[Items from a data source]
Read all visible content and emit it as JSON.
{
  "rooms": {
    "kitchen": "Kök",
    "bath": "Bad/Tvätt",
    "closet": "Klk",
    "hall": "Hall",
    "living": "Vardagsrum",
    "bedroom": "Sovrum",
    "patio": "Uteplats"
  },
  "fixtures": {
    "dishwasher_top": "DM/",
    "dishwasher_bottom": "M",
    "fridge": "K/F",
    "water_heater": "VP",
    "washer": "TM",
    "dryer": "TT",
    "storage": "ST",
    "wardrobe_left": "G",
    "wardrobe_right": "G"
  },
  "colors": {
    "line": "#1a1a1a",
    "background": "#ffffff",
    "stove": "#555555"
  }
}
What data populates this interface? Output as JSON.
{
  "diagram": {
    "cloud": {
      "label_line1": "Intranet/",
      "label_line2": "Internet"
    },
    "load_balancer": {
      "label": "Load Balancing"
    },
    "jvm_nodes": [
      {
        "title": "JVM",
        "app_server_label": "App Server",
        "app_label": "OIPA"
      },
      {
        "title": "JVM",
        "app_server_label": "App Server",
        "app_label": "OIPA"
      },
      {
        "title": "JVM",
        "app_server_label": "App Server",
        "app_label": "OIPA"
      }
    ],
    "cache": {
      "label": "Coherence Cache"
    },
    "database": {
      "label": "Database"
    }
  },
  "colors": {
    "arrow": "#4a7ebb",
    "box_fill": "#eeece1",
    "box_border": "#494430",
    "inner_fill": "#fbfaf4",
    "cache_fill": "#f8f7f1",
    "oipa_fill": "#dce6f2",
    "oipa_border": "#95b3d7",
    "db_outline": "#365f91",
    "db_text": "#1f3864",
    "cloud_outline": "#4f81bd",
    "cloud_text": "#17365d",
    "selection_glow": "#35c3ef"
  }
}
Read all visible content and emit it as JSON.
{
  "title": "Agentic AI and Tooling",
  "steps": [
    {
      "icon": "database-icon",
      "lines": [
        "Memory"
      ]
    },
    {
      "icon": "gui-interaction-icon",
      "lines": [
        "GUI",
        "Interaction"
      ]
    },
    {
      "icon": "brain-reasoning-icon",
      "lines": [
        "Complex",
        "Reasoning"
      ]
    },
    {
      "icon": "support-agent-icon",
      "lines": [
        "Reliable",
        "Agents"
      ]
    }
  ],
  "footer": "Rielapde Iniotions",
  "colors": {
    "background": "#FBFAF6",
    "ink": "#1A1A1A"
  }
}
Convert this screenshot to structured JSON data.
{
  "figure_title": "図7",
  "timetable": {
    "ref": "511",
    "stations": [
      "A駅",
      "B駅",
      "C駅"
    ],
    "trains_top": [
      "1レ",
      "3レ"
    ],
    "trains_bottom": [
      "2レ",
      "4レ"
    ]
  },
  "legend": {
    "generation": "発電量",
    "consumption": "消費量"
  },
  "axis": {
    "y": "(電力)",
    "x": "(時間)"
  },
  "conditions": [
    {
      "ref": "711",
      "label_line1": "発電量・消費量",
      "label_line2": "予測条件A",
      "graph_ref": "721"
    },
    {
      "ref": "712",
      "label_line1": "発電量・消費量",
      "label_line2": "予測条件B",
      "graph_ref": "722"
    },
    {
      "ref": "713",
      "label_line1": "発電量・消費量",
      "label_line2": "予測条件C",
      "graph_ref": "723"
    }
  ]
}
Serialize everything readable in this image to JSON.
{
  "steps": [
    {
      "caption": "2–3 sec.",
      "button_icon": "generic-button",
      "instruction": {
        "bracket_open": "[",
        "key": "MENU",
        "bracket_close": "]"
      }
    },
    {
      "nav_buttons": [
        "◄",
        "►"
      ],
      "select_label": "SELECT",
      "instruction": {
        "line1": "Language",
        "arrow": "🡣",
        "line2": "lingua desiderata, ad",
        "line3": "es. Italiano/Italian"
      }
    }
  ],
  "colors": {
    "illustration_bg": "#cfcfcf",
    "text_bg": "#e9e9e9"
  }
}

§ Directions for this task:
Output the full listing exactly as it stands.

§ Output of the exercise:
Read all visible content and emit it as JSON.
{
  "rooms": {
    "kitchen": "Kök",
    "bath": "Bad/Tvätt",
    "closet": "Klk",
    "hall": "Hall",
    "living": "Vardagsrum",
    "bedroom": "Sovrum",
    "patio": "Uteplats"
  },
  "fixtures": {
    "dishwasher_top": "DM/",
    "dishwasher_bottom": "M",
    "fridge": "K/F",
    "water_heater": "VP",
    "washer": "TM",
    "dryer": "TT",
    "storage": "ST",
    "wardrobe_left": "G",
    "wardrobe_right": "G"
  },
  "colors": {
    "line": "#1a1a1a",
    "background": "#ffffff",
    "stove": "#555555"
  }
}
What data populates this interface? Output as JSON.
{
  "diagram": {
    "cloud": {
      "label_line1": "Intranet/",
      "label_line2": "Internet"
    },
    "load_balancer": {
      "label": "Load Balancing"
    },
    "jvm_nodes": [
      {
        "title": "JVM",
        "app_server_label": "App Server",
        "app_label": "OIPA"
      },
      {
        "title": "JVM",
        "app_server_label": "App Server",
        "app_label": "OIPA"
      },
      {
        "title": "JVM",
        "app_server_label": "App Server",
        "app_label": "OIPA"
      }
    ],
    "cache": {
      "label": "Coherence Cache"
    },
    "database": {
      "label": "Database"
    }
  },
  "colors": {
    "arrow": "#4a7ebb",
    "box_fill": "#eeece1",
    "box_border": "#494430",
    "inner_fill": "#fbfaf4",
    "cache_fill": "#f8f7f1",
    "oipa_fill": "#dce6f2",
    "oipa_border": "#95b3d7",
    "db_outline": "#365f91",
    "db_text": "#1f3864",
    "cloud_outline": "#4f81bd",
    "cloud_text": "#17365d",
    "selection_glow": "#35c3ef"
  }
}
Read all visible content and emit it as JSON.
{
  "title": "Agentic AI and Tooling",
  "steps": [
    {
      "icon": "database-icon",
      "lines": [
        "Memory"
      ]
    },
    {
      "icon": "gui-interaction-icon",
      "lines": [
        "GUI",
        "Interaction"
      ]
    },
    {
      "icon": "brain-reasoning-icon",
      "lines": [
        "Complex",
        "Reasoning"
      ]
    },
    {
      "icon": "support-agent-icon",
      "lines": [
        "Reliable",
        "Agents"
      ]
    }
  ],
  "footer": "Rielapde Iniotions",
  "colors": {
    "background": "#FBFAF6",
    "ink": "#1A1A1A"
  }
}
Convert this screenshot to structured JSON data.
{
  "figure_title": "図7",
  "timetable": {
    "ref": "511",
    "stations": [
      "A駅",
      "B駅",
      "C駅"
    ],
    "trains_top": [
      "1レ",
      "3レ"
    ],
    "trains_bottom": [
      "2レ",
      "4レ"
    ]
  },
  "legend": {
    "generation": "発電量",
    "consumption": "消費量"
  },
  "axis": {
    "y": "(電力)",
    "x": "(時間)"
  },
  "conditions": [
    {
      "ref": "711",
      "label_line1": "発電量・消費量",
      "label_line2": "予測条件A",
      "graph_ref": "721"
    },
    {
      "ref": "712",
      "label_line1": "発電量・消費量",
      "label_line2": "予測条件B",
      "graph_ref": "722"
    },
    {
      "ref": "713",
      "label_line1": "発電量・消費量",
      "label_line2": "予測条件C",
      "graph_ref": "723"
    }
  ]
}
Serialize everything readable in this image to JSON.
{
  "steps": [
    {
      "caption": "2–3 sec.",
      "button_icon": "generic-button",
      "instruction": {
        "bracket_open": "[",
        "key": "MENU",
        "bracket_close": "]"
      }
    },
    {
      "nav_buttons": [
        "◄",
        "►"
      ],
      "select_label": "SELECT",
      "instruction": {
        "line1": "Language",
        "arrow": "🡣",
        "line2": "lingua desiderata, ad",
        "line3": "es. Italiano/Italian"
      }
    }
  ],
  "colors": {
    "illustration_bg": "#cfcfcf",
    "text_bg": "#e9e9e9"
  }
}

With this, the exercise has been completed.